Listed entries ->
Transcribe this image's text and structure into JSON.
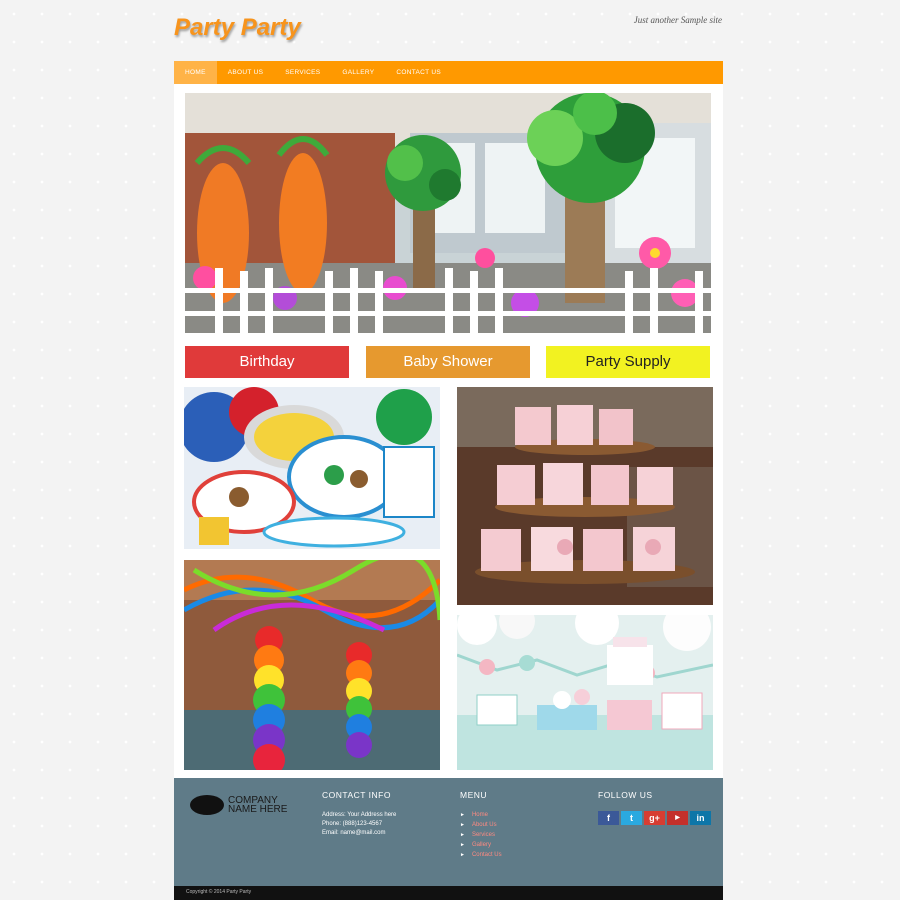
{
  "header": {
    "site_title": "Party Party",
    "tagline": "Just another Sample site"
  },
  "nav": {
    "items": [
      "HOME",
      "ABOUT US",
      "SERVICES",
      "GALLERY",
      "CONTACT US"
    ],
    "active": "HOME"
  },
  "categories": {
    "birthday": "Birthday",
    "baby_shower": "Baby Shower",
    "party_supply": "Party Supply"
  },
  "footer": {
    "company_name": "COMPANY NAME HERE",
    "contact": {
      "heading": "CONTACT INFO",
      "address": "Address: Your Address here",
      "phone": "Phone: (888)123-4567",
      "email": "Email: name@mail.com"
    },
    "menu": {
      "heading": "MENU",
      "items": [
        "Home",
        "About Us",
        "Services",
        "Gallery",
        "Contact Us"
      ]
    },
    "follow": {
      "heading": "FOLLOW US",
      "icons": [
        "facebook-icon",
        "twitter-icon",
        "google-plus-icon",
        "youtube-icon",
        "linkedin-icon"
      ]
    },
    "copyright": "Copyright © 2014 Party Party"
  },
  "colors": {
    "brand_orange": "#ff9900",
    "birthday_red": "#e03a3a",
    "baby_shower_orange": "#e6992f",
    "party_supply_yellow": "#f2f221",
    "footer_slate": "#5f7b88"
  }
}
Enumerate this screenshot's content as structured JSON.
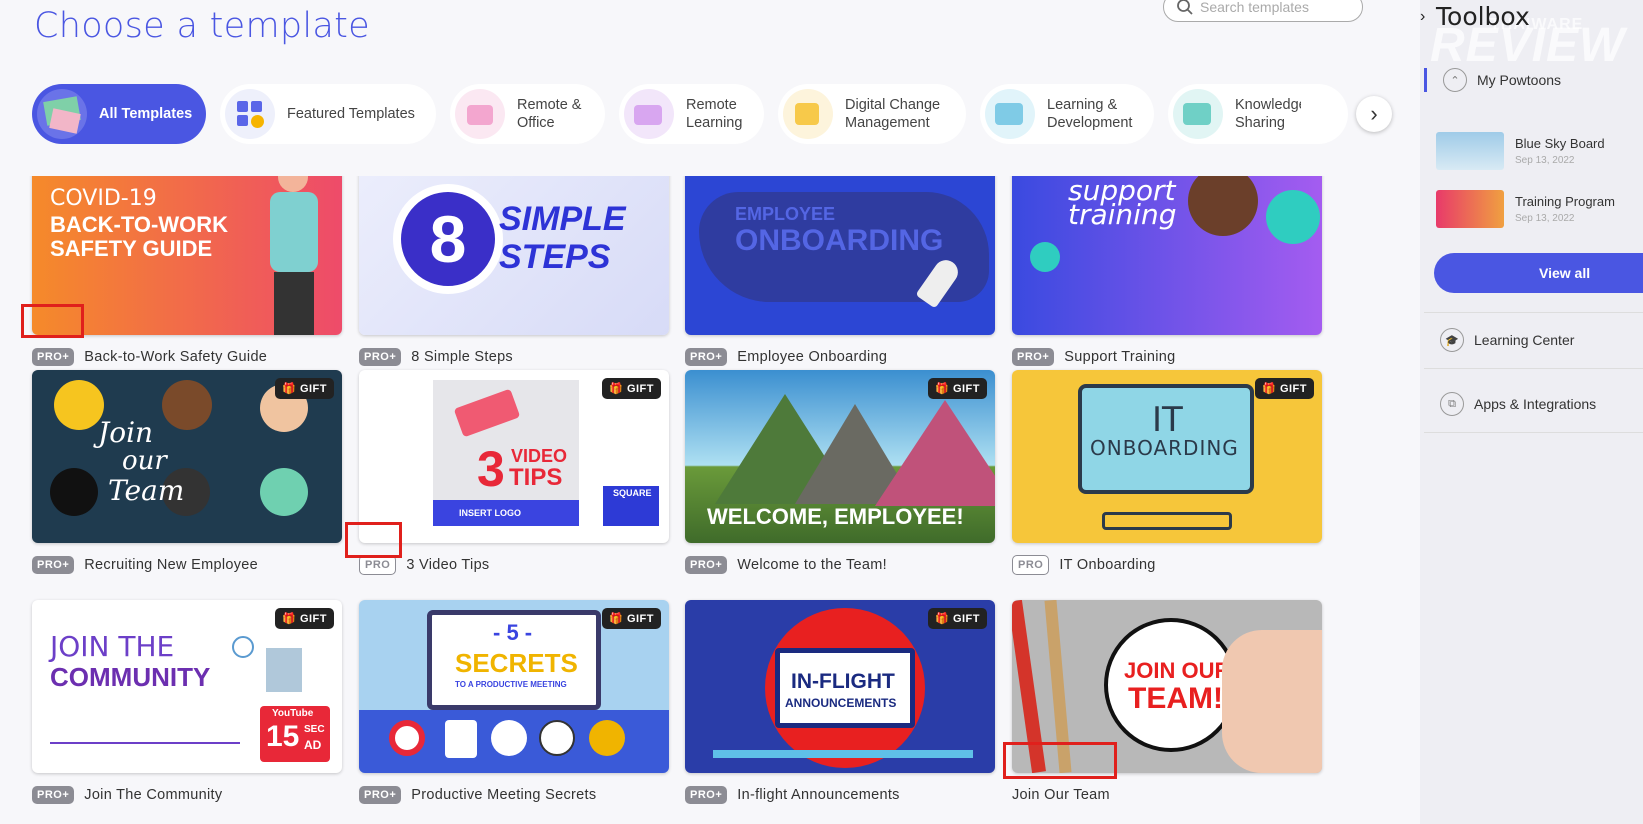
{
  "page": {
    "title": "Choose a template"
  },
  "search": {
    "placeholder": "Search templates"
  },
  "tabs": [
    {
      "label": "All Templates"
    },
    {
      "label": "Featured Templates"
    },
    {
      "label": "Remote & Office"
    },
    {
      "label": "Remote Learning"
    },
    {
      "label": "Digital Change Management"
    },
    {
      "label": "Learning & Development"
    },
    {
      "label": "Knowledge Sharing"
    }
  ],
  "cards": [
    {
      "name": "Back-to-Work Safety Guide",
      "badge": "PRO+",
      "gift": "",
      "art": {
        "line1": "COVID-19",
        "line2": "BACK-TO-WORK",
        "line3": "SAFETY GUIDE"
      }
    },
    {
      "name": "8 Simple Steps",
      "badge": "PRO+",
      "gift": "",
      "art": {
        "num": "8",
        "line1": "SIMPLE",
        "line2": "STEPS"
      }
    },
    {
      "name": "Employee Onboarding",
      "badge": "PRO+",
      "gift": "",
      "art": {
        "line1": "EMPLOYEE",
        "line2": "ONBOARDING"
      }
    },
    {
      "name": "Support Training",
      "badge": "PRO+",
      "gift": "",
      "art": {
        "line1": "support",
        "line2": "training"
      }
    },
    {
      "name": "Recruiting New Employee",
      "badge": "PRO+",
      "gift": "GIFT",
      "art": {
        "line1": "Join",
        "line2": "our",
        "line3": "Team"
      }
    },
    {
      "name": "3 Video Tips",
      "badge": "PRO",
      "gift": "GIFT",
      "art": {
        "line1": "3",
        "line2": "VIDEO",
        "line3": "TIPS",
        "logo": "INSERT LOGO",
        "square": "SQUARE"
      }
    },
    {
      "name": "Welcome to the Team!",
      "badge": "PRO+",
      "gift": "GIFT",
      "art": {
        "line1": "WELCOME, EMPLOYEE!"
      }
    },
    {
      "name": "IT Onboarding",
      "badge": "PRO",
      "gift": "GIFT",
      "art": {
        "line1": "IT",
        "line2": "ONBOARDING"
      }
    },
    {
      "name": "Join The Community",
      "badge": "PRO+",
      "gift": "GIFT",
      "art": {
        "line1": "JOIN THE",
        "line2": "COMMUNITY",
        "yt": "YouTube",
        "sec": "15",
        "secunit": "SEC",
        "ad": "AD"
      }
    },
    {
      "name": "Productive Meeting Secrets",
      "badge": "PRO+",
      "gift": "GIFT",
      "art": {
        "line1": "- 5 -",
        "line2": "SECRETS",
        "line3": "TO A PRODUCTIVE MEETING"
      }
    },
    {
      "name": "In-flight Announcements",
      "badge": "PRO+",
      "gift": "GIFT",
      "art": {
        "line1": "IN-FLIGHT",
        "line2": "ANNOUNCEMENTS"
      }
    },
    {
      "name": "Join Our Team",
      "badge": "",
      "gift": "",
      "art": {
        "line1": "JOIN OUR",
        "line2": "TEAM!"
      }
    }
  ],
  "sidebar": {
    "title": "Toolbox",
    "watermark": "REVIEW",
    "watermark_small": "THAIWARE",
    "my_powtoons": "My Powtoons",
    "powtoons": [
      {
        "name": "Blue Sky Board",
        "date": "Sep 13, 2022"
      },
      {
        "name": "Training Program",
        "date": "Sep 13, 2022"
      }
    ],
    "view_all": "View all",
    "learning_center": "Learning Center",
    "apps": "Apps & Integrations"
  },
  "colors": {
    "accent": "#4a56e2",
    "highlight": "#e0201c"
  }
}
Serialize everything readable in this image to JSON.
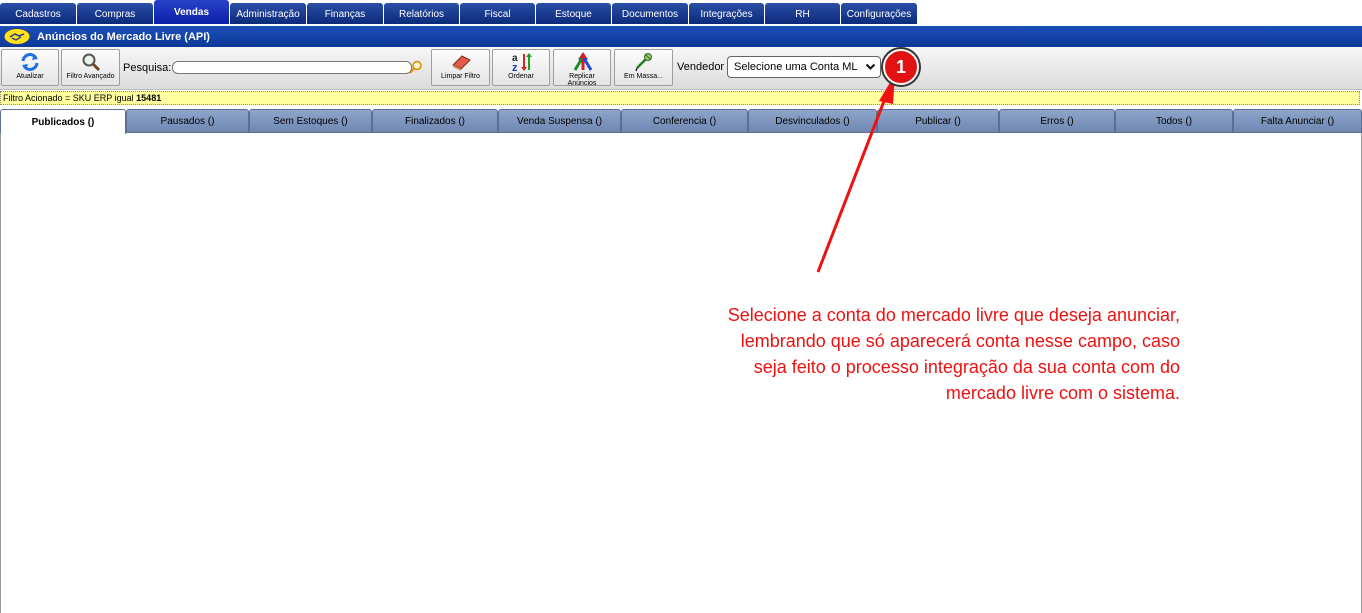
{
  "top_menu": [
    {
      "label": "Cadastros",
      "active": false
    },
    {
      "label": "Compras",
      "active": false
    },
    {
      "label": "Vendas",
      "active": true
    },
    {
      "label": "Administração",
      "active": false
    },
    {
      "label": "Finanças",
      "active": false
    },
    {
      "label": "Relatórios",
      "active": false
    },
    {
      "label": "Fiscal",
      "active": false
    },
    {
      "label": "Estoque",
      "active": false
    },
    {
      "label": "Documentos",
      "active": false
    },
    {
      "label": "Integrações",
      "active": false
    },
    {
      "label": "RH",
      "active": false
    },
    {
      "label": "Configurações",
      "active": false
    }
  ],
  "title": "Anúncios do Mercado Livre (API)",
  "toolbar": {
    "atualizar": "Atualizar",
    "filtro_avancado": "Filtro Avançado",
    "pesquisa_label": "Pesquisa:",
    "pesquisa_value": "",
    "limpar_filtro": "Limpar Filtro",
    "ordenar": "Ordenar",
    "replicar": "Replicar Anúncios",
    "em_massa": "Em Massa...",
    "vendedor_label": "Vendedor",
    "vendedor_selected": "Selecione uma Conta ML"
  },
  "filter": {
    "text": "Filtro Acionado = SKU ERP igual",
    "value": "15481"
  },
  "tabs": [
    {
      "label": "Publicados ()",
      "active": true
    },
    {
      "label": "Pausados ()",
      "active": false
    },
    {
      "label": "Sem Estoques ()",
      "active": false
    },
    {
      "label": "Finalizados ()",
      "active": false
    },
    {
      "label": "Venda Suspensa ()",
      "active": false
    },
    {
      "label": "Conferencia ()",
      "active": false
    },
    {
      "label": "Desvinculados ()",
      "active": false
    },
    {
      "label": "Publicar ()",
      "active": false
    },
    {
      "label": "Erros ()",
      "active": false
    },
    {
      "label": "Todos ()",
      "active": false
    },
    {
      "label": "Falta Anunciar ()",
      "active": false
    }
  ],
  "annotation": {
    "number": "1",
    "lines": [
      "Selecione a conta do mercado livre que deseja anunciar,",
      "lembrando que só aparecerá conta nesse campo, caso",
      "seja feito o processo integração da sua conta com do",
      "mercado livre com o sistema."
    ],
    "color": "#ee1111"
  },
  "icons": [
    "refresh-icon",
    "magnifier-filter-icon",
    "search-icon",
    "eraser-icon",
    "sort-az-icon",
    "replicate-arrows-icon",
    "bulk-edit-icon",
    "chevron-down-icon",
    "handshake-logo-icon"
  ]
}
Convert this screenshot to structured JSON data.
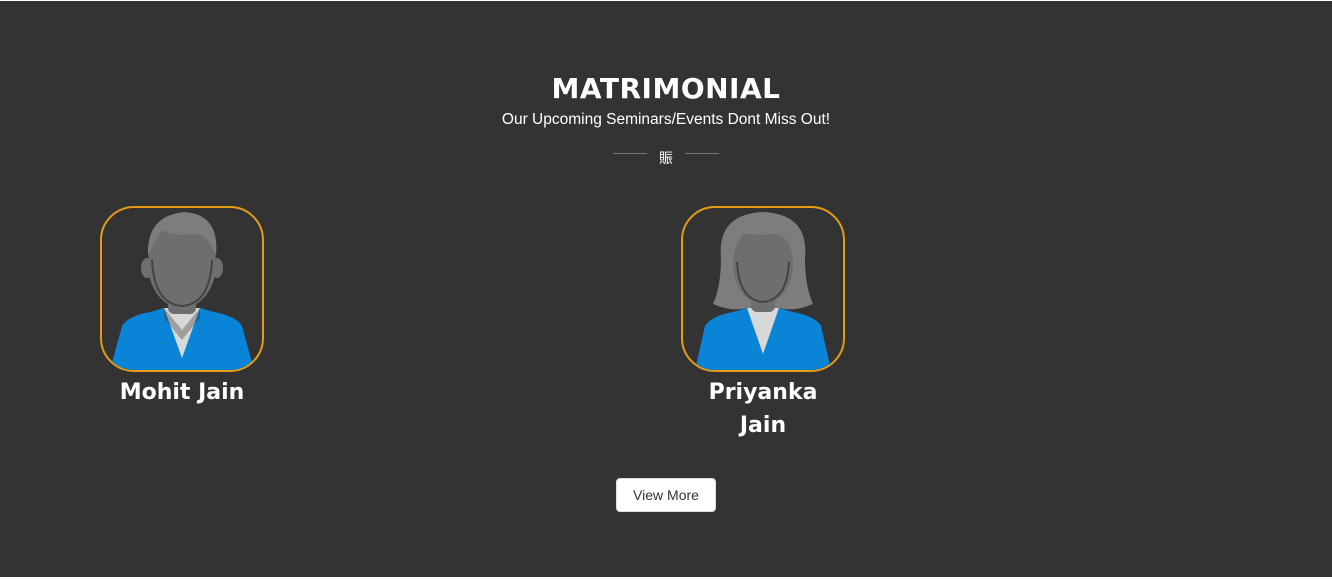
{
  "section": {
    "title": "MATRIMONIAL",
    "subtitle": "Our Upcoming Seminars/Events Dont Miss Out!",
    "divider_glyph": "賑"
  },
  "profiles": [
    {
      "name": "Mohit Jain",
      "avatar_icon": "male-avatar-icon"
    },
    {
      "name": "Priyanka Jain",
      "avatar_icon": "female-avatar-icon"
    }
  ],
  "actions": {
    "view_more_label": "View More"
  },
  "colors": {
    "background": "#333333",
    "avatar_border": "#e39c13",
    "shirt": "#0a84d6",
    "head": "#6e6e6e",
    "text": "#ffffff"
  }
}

Objective -> With pictures omitted, copy exactly the lines from the one containing "Convert this screenshot" through the final line of the listing, both included.

Written solution ->
Convert this screenshot to structured JSON data.
{
  "section": {
    "title": "MATRIMONIAL",
    "subtitle": "Our Upcoming Seminars/Events Dont Miss Out!",
    "divider_glyph": "賑"
  },
  "profiles": [
    {
      "name": "Mohit Jain",
      "avatar_icon": "male-avatar-icon"
    },
    {
      "name": "Priyanka Jain",
      "avatar_icon": "female-avatar-icon"
    }
  ],
  "actions": {
    "view_more_label": "View More"
  },
  "colors": {
    "background": "#333333",
    "avatar_border": "#e39c13",
    "shirt": "#0a84d6",
    "head": "#6e6e6e",
    "text": "#ffffff"
  }
}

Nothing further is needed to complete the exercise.